## BEGIN

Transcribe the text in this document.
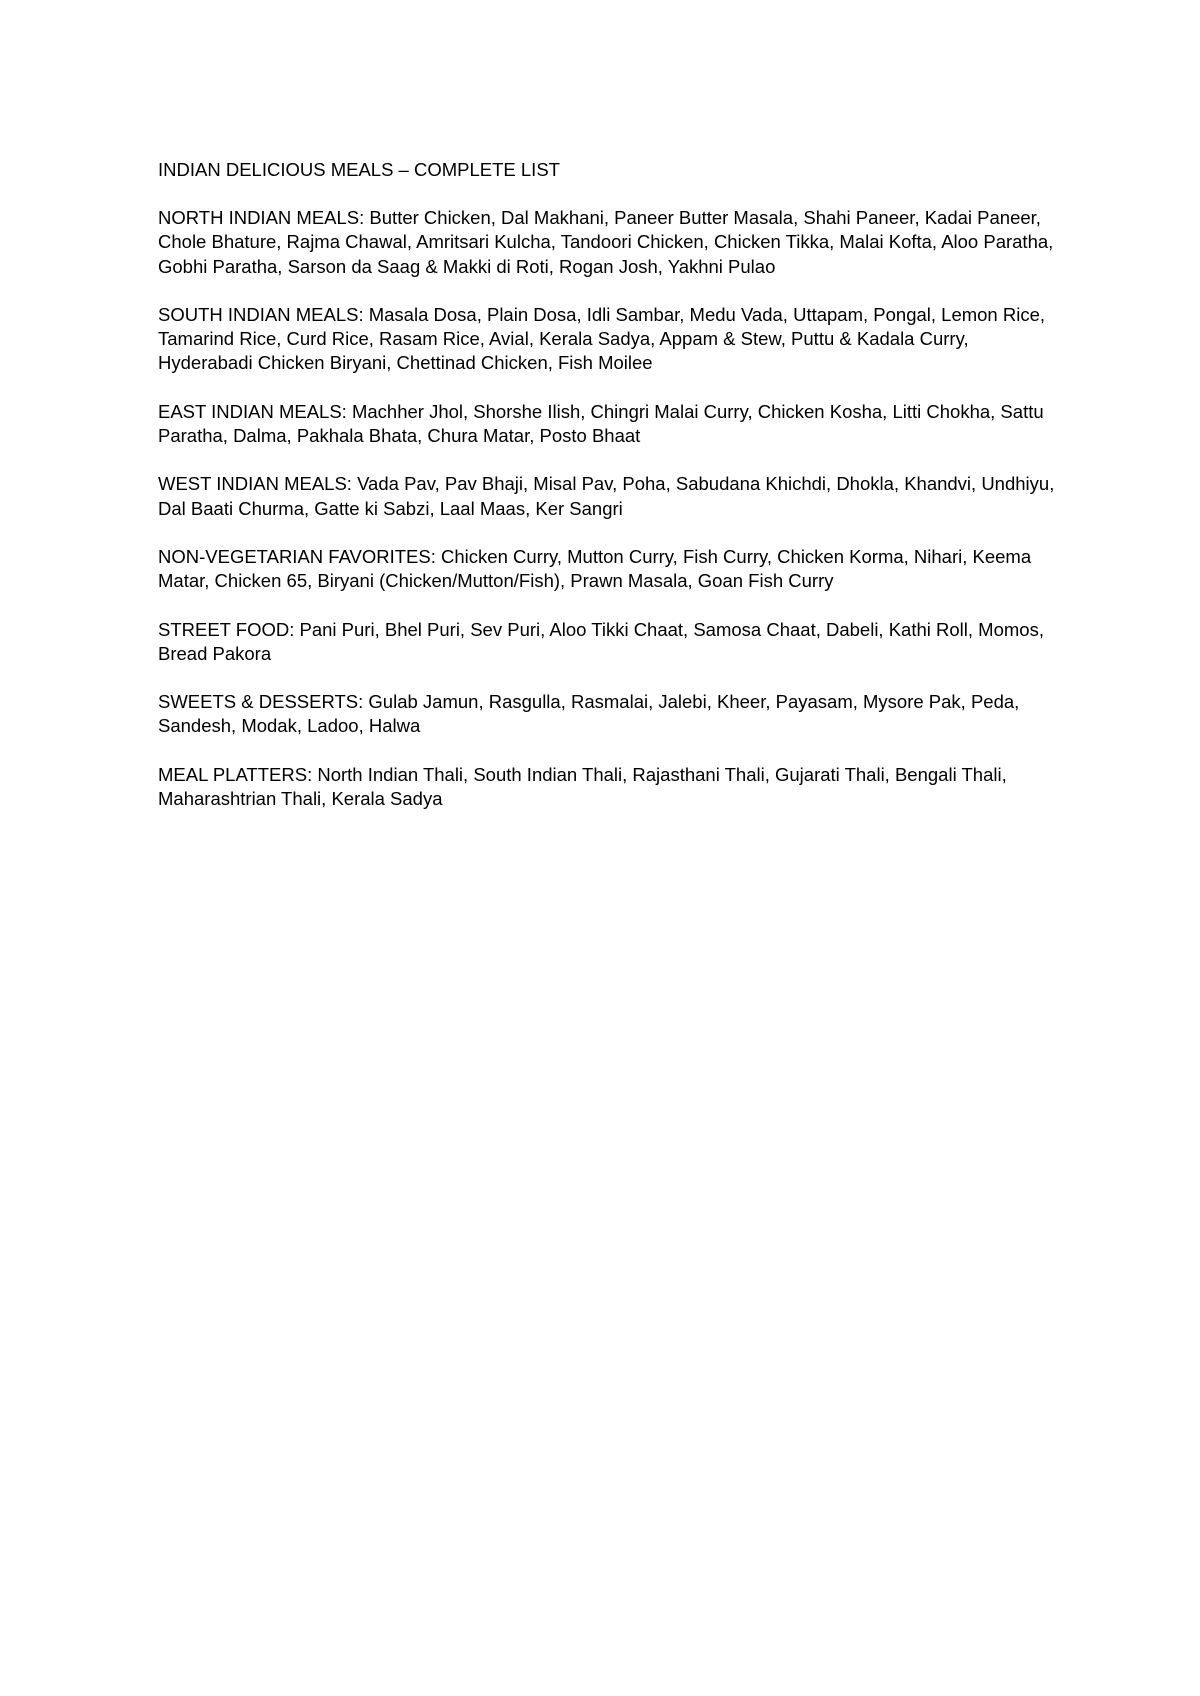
INDIAN DELICIOUS MEALS – COMPLETE LIST

NORTH INDIAN MEALS: Butter Chicken, Dal Makhani, Paneer Butter Masala, Shahi Paneer, Kadai Paneer, Chole Bhature, Rajma Chawal, Amritsari Kulcha, Tandoori Chicken, Chicken Tikka, Malai Kofta, Aloo Paratha, Gobhi Paratha, Sarson da Saag & Makki di Roti, Rogan Josh, Yakhni Pulao

SOUTH INDIAN MEALS: Masala Dosa, Plain Dosa, Idli Sambar, Medu Vada, Uttapam, Pongal, Lemon Rice, Tamarind Rice, Curd Rice, Rasam Rice, Avial, Kerala Sadya, Appam & Stew, Puttu & Kadala Curry, Hyderabadi Chicken Biryani, Chettinad Chicken, Fish Moilee

EAST INDIAN MEALS: Machher Jhol, Shorshe Ilish, Chingri Malai Curry, Chicken Kosha, Litti Chokha, Sattu Paratha, Dalma, Pakhala Bhata, Chura Matar, Posto Bhaat

WEST INDIAN MEALS: Vada Pav, Pav Bhaji, Misal Pav, Poha, Sabudana Khichdi, Dhokla, Khandvi, Undhiyu, Dal Baati Churma, Gatte ki Sabzi, Laal Maas, Ker Sangri

NON-VEGETARIAN FAVORITES: Chicken Curry, Mutton Curry, Fish Curry, Chicken Korma, Nihari, Keema Matar, Chicken 65, Biryani (Chicken/Mutton/Fish), Prawn Masala, Goan Fish Curry

STREET FOOD: Pani Puri, Bhel Puri, Sev Puri, Aloo Tikki Chaat, Samosa Chaat, Dabeli, Kathi Roll, Momos, Bread Pakora

SWEETS & DESSERTS: Gulab Jamun, Rasgulla, Rasmalai, Jalebi, Kheer, Payasam, Mysore Pak, Peda, Sandesh, Modak, Ladoo, Halwa

MEAL PLATTERS: North Indian Thali, South Indian Thali, Rajasthani Thali, Gujarati Thali, Bengali Thali, Maharashtrian Thali, Kerala Sadya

## END

> _YOUR TASK_
Every entry above is to be set down exactly; the pictures are to be left out.

> _THE OUTPUT_
Transcribe the text in this document.
INDIAN DELICIOUS MEALS – COMPLETE LIST

NORTH INDIAN MEALS: Butter Chicken, Dal Makhani, Paneer Butter Masala, Shahi Paneer, Kadai Paneer, Chole Bhature, Rajma Chawal, Amritsari Kulcha, Tandoori Chicken, Chicken Tikka, Malai Kofta, Aloo Paratha, Gobhi Paratha, Sarson da Saag & Makki di Roti, Rogan Josh, Yakhni Pulao

SOUTH INDIAN MEALS: Masala Dosa, Plain Dosa, Idli Sambar, Medu Vada, Uttapam, Pongal, Lemon Rice, Tamarind Rice, Curd Rice, Rasam Rice, Avial, Kerala Sadya, Appam & Stew, Puttu & Kadala Curry, Hyderabadi Chicken Biryani, Chettinad Chicken, Fish Moilee

EAST INDIAN MEALS: Machher Jhol, Shorshe Ilish, Chingri Malai Curry, Chicken Kosha, Litti Chokha, Sattu Paratha, Dalma, Pakhala Bhata, Chura Matar, Posto Bhaat

WEST INDIAN MEALS: Vada Pav, Pav Bhaji, Misal Pav, Poha, Sabudana Khichdi, Dhokla, Khandvi, Undhiyu, Dal Baati Churma, Gatte ki Sabzi, Laal Maas, Ker Sangri

NON-VEGETARIAN FAVORITES: Chicken Curry, Mutton Curry, Fish Curry, Chicken Korma, Nihari, Keema Matar, Chicken 65, Biryani (Chicken/Mutton/Fish), Prawn Masala, Goan Fish Curry

STREET FOOD: Pani Puri, Bhel Puri, Sev Puri, Aloo Tikki Chaat, Samosa Chaat, Dabeli, Kathi Roll, Momos, Bread Pakora

SWEETS & DESSERTS: Gulab Jamun, Rasgulla, Rasmalai, Jalebi, Kheer, Payasam, Mysore Pak, Peda, Sandesh, Modak, Ladoo, Halwa

MEAL PLATTERS: North Indian Thali, South Indian Thali, Rajasthani Thali, Gujarati Thali, Bengali Thali, Maharashtrian Thali, Kerala Sadya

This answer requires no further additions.